§ **WHAT IS EXPECTED**
Extract each line bearing the word "school".

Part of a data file
________

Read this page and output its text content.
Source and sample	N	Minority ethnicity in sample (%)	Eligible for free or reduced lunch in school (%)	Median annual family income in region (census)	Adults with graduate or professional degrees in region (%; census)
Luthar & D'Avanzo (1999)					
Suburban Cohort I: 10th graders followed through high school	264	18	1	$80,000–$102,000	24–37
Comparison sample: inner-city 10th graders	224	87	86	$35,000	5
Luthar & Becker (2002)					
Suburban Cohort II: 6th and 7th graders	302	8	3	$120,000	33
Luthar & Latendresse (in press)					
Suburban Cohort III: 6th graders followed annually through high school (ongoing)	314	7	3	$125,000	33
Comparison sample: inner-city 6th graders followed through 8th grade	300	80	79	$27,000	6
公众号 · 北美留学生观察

________

§ **FINAL ANSWER**
Source and sample	N	Minority ethnicity in sample (%)	Eligible for free or reduced lunch in school (%)	Median annual family income in region (census)	Adults with graduate or professional degrees in region (%; census)
Suburban Cohort I: 10th graders followed through high school	264	18	1	$80,000–$102,000	24–37
Suburban Cohort III: 6th graders followed annually through high school (ongoing)	314	7	3	$125,000	33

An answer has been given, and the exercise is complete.